Transcribe every line, keeping it exact.

DATA SUPPLIED:
● ● ● ● ● ● ●
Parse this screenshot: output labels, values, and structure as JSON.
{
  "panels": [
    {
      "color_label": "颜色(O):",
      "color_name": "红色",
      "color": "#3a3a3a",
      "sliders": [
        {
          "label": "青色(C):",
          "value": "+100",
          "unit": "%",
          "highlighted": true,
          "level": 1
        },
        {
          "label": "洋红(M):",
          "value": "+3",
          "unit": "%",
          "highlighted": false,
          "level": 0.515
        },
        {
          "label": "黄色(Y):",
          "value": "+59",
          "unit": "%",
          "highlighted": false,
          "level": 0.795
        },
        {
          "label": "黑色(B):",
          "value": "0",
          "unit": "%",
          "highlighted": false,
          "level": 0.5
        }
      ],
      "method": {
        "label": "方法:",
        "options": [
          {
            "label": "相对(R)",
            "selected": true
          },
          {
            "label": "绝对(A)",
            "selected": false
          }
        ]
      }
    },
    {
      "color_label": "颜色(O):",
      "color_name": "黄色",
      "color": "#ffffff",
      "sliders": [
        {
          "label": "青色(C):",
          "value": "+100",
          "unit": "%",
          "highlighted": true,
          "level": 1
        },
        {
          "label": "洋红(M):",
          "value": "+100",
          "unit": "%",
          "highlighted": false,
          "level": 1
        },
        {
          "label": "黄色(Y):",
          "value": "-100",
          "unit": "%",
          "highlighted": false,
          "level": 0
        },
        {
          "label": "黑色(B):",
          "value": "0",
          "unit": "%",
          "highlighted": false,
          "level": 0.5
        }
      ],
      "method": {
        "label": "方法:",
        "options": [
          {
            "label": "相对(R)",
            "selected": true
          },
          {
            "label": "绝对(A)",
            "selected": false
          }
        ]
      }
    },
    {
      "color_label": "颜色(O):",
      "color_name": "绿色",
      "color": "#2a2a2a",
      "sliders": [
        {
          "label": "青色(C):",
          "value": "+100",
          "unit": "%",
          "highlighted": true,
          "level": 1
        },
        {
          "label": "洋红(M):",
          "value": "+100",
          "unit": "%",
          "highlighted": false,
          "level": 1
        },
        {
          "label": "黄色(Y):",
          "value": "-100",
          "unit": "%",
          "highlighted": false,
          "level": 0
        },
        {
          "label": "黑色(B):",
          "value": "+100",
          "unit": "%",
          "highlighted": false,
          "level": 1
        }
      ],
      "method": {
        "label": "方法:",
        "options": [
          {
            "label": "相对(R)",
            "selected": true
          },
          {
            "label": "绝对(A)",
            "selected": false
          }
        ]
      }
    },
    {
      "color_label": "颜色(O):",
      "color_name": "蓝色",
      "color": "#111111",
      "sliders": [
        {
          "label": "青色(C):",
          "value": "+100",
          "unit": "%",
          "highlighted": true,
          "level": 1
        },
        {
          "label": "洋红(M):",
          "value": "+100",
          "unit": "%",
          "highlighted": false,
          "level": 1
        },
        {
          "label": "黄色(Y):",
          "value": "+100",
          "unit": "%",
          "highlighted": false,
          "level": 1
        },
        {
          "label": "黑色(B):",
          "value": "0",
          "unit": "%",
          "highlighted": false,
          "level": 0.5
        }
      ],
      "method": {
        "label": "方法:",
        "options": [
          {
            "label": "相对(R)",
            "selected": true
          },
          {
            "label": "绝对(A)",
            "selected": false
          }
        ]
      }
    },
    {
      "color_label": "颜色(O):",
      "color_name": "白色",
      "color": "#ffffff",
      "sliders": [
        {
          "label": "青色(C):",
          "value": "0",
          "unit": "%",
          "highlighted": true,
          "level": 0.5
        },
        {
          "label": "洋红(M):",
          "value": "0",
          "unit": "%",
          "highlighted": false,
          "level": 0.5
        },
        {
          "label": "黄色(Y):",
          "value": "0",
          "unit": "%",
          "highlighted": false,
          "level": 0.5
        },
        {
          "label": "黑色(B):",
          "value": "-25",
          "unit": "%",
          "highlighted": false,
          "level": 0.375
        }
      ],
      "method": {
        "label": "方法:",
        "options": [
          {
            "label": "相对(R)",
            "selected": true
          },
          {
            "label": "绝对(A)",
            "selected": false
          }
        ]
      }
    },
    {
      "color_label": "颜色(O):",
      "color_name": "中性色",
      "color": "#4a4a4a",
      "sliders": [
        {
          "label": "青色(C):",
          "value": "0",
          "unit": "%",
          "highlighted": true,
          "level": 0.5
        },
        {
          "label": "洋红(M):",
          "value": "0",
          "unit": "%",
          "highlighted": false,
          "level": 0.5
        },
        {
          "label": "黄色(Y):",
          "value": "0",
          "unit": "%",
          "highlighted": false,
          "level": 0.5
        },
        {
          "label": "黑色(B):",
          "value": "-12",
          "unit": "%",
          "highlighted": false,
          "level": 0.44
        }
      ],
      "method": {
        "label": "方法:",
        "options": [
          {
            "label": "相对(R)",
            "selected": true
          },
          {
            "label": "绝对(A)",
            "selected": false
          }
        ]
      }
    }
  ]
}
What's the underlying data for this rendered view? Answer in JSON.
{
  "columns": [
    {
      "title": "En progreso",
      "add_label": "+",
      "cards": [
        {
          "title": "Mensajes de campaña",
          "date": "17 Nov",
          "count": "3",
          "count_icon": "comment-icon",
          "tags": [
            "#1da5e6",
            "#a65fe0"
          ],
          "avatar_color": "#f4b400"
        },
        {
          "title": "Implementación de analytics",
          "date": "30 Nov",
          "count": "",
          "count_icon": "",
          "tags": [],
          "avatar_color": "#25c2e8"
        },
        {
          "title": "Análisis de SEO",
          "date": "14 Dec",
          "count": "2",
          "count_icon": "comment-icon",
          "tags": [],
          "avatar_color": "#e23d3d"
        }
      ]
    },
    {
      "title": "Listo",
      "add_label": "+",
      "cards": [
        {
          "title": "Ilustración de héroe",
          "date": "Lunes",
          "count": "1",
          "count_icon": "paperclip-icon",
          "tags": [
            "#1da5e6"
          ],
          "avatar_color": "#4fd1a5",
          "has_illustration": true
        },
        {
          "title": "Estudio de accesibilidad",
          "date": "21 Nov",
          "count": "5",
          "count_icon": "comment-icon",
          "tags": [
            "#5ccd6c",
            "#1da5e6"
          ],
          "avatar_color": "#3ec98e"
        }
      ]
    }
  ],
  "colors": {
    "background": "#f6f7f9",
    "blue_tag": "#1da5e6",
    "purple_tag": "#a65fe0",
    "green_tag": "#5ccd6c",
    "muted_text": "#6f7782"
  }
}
● ● ● ● ● ● ●
EXERCISE RESPONSE:
Parse this screenshot: output labels, values, and structure as JSON.
{
  "panels": [
    {
      "color_label": "颜色(O):",
      "color_name": "红色",
      "color": "#3a3a3a",
      "sliders": [
        {
          "label": "青色(C):",
          "value": "+100",
          "unit": "%",
          "highlighted": true,
          "level": 1
        },
        {
          "label": "洋红(M):",
          "value": "+3",
          "unit": "%",
          "highlighted": false,
          "level": 0.515
        },
        {
          "label": "黄色(Y):",
          "value": "+59",
          "unit": "%",
          "highlighted": false,
          "level": 0.795
        },
        {
          "label": "黑色(B):",
          "value": "0",
          "unit": "%",
          "highlighted": false,
          "level": 0.5
        }
      ],
      "method": {
        "label": "方法:",
        "options": [
          {
            "label": "相对(R)",
            "selected": true
          },
          {
            "label": "绝对(A)",
            "selected": false
          }
        ]
      }
    },
    {
      "color_label": "颜色(O):",
      "color_name": "黄色",
      "color": "#ffffff",
      "sliders": [
        {
          "label": "青色(C):",
          "value": "+100",
          "unit": "%",
          "highlighted": true,
          "level": 1
        },
        {
          "label": "洋红(M):",
          "value": "+100",
          "unit": "%",
          "highlighted": false,
          "level": 1
        },
        {
          "label": "黄色(Y):",
          "value": "-100",
          "unit": "%",
          "highlighted": false,
          "level": 0
        },
        {
          "label": "黑色(B):",
          "value": "0",
          "unit": "%",
          "highlighted": false,
          "level": 0.5
        }
      ],
      "method": {
        "label": "方法:",
        "options": [
          {
            "label": "相对(R)",
            "selected": true
          },
          {
            "label": "绝对(A)",
            "selected": false
          }
        ]
      }
    },
    {
      "color_label": "颜色(O):",
      "color_name": "绿色",
      "color": "#2a2a2a",
      "sliders": [
        {
          "label": "青色(C):",
          "value": "+100",
          "unit": "%",
          "highlighted": true,
          "level": 1
        },
        {
          "label": "洋红(M):",
          "value": "+100",
          "unit": "%",
          "highlighted": false,
          "level": 1
        },
        {
          "label": "黄色(Y):",
          "value": "-100",
          "unit": "%",
          "highlighted": false,
          "level": 0
        },
        {
          "label": "黑色(B):",
          "value": "+100",
          "unit": "%",
          "highlighted": false,
          "level": 1
        }
      ],
      "method": {
        "label": "方法:",
        "options": [
          {
            "label": "相对(R)",
            "selected": true
          },
          {
            "label": "绝对(A)",
            "selected": false
          }
        ]
      }
    },
    {
      "color_label": "颜色(O):",
      "color_name": "蓝色",
      "color": "#111111",
      "sliders": [
        {
          "label": "青色(C):",
          "value": "+100",
          "unit": "%",
          "highlighted": true,
          "level": 1
        },
        {
          "label": "洋红(M):",
          "value": "+100",
          "unit": "%",
          "highlighted": false,
          "level": 1
        },
        {
          "label": "黄色(Y):",
          "value": "+100",
          "unit": "%",
          "highlighted": false,
          "level": 1
        },
        {
          "label": "黑色(B):",
          "value": "0",
          "unit": "%",
          "highlighted": false,
          "level": 0.5
        }
      ],
      "method": {
        "label": "方法:",
        "options": [
          {
            "label": "相对(R)",
            "selected": true
          },
          {
            "label": "绝对(A)",
            "selected": false
          }
        ]
      }
    },
    {
      "color_label": "颜色(O):",
      "color_name": "白色",
      "color": "#ffffff",
      "sliders": [
        {
          "label": "青色(C):",
          "value": "0",
          "unit": "%",
          "highlighted": true,
          "level": 0.5
        },
        {
          "label": "洋红(M):",
          "value": "0",
          "unit": "%",
          "highlighted": false,
          "level": 0.5
        },
        {
          "label": "黄色(Y):",
          "value": "0",
          "unit": "%",
          "highlighted": false,
          "level": 0.5
        },
        {
          "label": "黑色(B):",
          "value": "-25",
          "unit": "%",
          "highlighted": false,
          "level": 0.375
        }
      ],
      "method": {
        "label": "方法:",
        "options": [
          {
            "label": "相对(R)",
            "selected": true
          },
          {
            "label": "绝对(A)",
            "selected": false
          }
        ]
      }
    },
    {
      "color_label": "颜色(O):",
      "color_name": "中性色",
      "color": "#4a4a4a",
      "sliders": [
        {
          "label": "青色(C):",
          "value": "0",
          "unit": "%",
          "highlighted": true,
          "level": 0.5
        },
        {
          "label": "洋红(M):",
          "value": "0",
          "unit": "%",
          "highlighted": false,
          "level": 0.5
        },
        {
          "label": "黄色(Y):",
          "value": "0",
          "unit": "%",
          "highlighted": false,
          "level": 0.5
        },
        {
          "label": "黑色(B):",
          "value": "-12",
          "unit": "%",
          "highlighted": false,
          "level": 0.44
        }
      ],
      "method": {
        "label": "方法:",
        "options": [
          {
            "label": "相对(R)",
            "selected": true
          },
          {
            "label": "绝对(A)",
            "selected": false
          }
        ]
      }
    }
  ]
}
What's the underlying data for this rendered view? Answer in JSON.
{
  "columns": [
    {
      "title": "En progreso",
      "add_label": "+",
      "cards": [
        {
          "title": "Mensajes de campaña",
          "date": "17 Nov",
          "count": "3",
          "count_icon": "comment-icon",
          "tags": [
            "#1da5e6",
            "#a65fe0"
          ],
          "avatar_color": "#f4b400"
        },
        {
          "title": "Implementación de analytics",
          "date": "30 Nov",
          "count": "",
          "count_icon": "",
          "tags": [],
          "avatar_color": "#25c2e8"
        },
        {
          "title": "Análisis de SEO",
          "date": "14 Dec",
          "count": "2",
          "count_icon": "comment-icon",
          "tags": [],
          "avatar_color": "#e23d3d"
        }
      ]
    },
    {
      "title": "Listo",
      "add_label": "+",
      "cards": [
        {
          "title": "Ilustración de héroe",
          "date": "Lunes",
          "count": "1",
          "count_icon": "paperclip-icon",
          "tags": [
            "#1da5e6"
          ],
          "avatar_color": "#4fd1a5",
          "has_illustration": true
        },
        {
          "title": "Estudio de accesibilidad",
          "date": "21 Nov",
          "count": "5",
          "count_icon": "comment-icon",
          "tags": [
            "#5ccd6c",
            "#1da5e6"
          ],
          "avatar_color": "#3ec98e"
        }
      ]
    }
  ],
  "colors": {
    "background": "#f6f7f9",
    "blue_tag": "#1da5e6",
    "purple_tag": "#a65fe0",
    "green_tag": "#5ccd6c",
    "muted_text": "#6f7782"
  }
}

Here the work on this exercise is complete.